** Begin **

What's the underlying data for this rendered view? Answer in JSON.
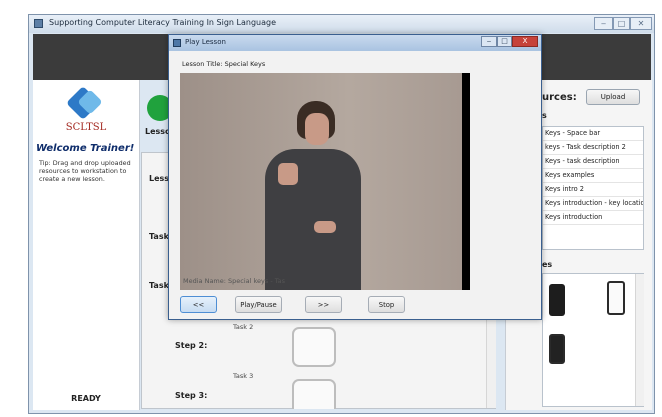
{
  "window": {
    "title": "Supporting Computer Literacy Training In Sign Language",
    "min": "‒",
    "max": "□",
    "close": "✕"
  },
  "sidebar": {
    "logo_text": "SCLTSL",
    "welcome": "Welcome Trainer!",
    "tip": "Tip: Drag and drop uploaded resources to workstation to create a new lesson.",
    "status": "READY"
  },
  "main": {
    "lesson_label": "Lesson",
    "lesson2_label": "Lesso",
    "task_label_1": "Task",
    "task_label_2": "Task",
    "step2": "Step 2:",
    "step3": "Step 3:",
    "task2": "Task 2",
    "task3": "Task 3"
  },
  "resources": {
    "title": "urces:",
    "upload_label": "Upload",
    "lessons_section": "s",
    "lessons": [
      "Keys - Space bar",
      "keys - Task description 2",
      "Keys - task description",
      "Keys examples",
      "Keys intro 2",
      "Keys introduction - key location",
      "Keys introduction"
    ],
    "devices_section": "es"
  },
  "dialog": {
    "title": "Play Lesson",
    "lesson_title": "Lesson Title: Special Keys",
    "media_name": "Media Name: Special keys - Tas",
    "btn_prev": "<<",
    "btn_play": "Play/Pause",
    "btn_next": ">>",
    "btn_stop": "Stop",
    "min": "‒",
    "max": "□",
    "close": "X"
  },
  "colors": {
    "accent": "#4e8ed4",
    "brand": "#a3271f",
    "welcome": "#0f2d6b",
    "dark_bar": "#3b3b3b"
  }
}
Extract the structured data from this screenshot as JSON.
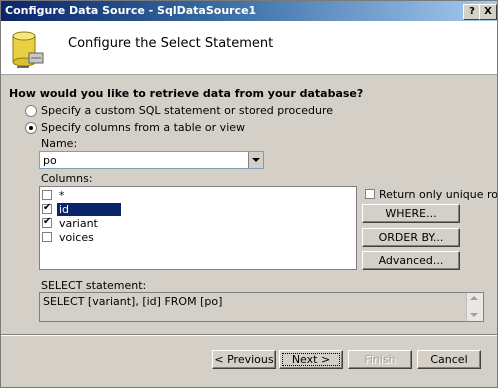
{
  "window": {
    "title": "Configure Data Source - SqlDataSource1",
    "help_btn": "?",
    "close_btn": "X"
  },
  "header": {
    "title": "Configure the Select Statement"
  },
  "question": "How would you like to retrieve data from your database?",
  "options": {
    "custom_sql": "Specify a custom SQL statement or stored procedure",
    "table_columns": "Specify columns from a table or view",
    "selected": "table_columns"
  },
  "name_label": "Name:",
  "name_value": "po",
  "columns_label": "Columns:",
  "columns": [
    {
      "label": "*",
      "checked": false,
      "selected": false
    },
    {
      "label": "id",
      "checked": true,
      "selected": true
    },
    {
      "label": "variant",
      "checked": true,
      "selected": false
    },
    {
      "label": "voices",
      "checked": false,
      "selected": false
    }
  ],
  "unique_rows_label": "Return only unique rows",
  "buttons": {
    "where": "WHERE...",
    "order_by": "ORDER BY...",
    "advanced": "Advanced..."
  },
  "select_label": "SELECT statement:",
  "select_statement": "SELECT [variant], [id] FROM [po]",
  "nav": {
    "previous": "< Previous",
    "next": "Next >",
    "finish": "Finish",
    "cancel": "Cancel"
  }
}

** End **

*Problem requirements*
Except for the pictures, copy every line of the records above exactly.

*Solution below*
What's the underlying data for this rendered view? Answer in JSON.
{
  "window": {
    "title": "Supporting Computer Literacy Training In Sign Language",
    "min": "‒",
    "max": "□",
    "close": "✕"
  },
  "sidebar": {
    "logo_text": "SCLTSL",
    "welcome": "Welcome Trainer!",
    "tip": "Tip: Drag and drop uploaded resources to workstation to create a new lesson.",
    "status": "READY"
  },
  "main": {
    "lesson_label": "Lesson",
    "lesson2_label": "Lesso",
    "task_label_1": "Task",
    "task_label_2": "Task",
    "step2": "Step 2:",
    "step3": "Step 3:",
    "task2": "Task 2",
    "task3": "Task 3"
  },
  "resources": {
    "title": "urces:",
    "upload_label": "Upload",
    "lessons_section": "s",
    "lessons": [
      "Keys - Space bar",
      "keys - Task description 2",
      "Keys - task description",
      "Keys examples",
      "Keys intro 2",
      "Keys introduction - key location",
      "Keys introduction"
    ],
    "devices_section": "es"
  },
  "dialog": {
    "title": "Play Lesson",
    "lesson_title": "Lesson Title: Special Keys",
    "media_name": "Media Name: Special keys - Tas",
    "btn_prev": "<<",
    "btn_play": "Play/Pause",
    "btn_next": ">>",
    "btn_stop": "Stop",
    "min": "‒",
    "max": "□",
    "close": "X"
  },
  "colors": {
    "accent": "#4e8ed4",
    "brand": "#a3271f",
    "welcome": "#0f2d6b",
    "dark_bar": "#3b3b3b"
  }
}
Extract the structured data from this screenshot as JSON.
{
  "window": {
    "title": "Configure Data Source - SqlDataSource1",
    "help_btn": "?",
    "close_btn": "X"
  },
  "header": {
    "title": "Configure the Select Statement"
  },
  "question": "How would you like to retrieve data from your database?",
  "options": {
    "custom_sql": "Specify a custom SQL statement or stored procedure",
    "table_columns": "Specify columns from a table or view",
    "selected": "table_columns"
  },
  "name_label": "Name:",
  "name_value": "po",
  "columns_label": "Columns:",
  "columns": [
    {
      "label": "*",
      "checked": false,
      "selected": false
    },
    {
      "label": "id",
      "checked": true,
      "selected": true
    },
    {
      "label": "variant",
      "checked": true,
      "selected": false
    },
    {
      "label": "voices",
      "checked": false,
      "selected": false
    }
  ],
  "unique_rows_label": "Return only unique rows",
  "buttons": {
    "where": "WHERE...",
    "order_by": "ORDER BY...",
    "advanced": "Advanced..."
  },
  "select_label": "SELECT statement:",
  "select_statement": "SELECT [variant], [id] FROM [po]",
  "nav": {
    "previous": "< Previous",
    "next": "Next >",
    "finish": "Finish",
    "cancel": "Cancel"
  }
}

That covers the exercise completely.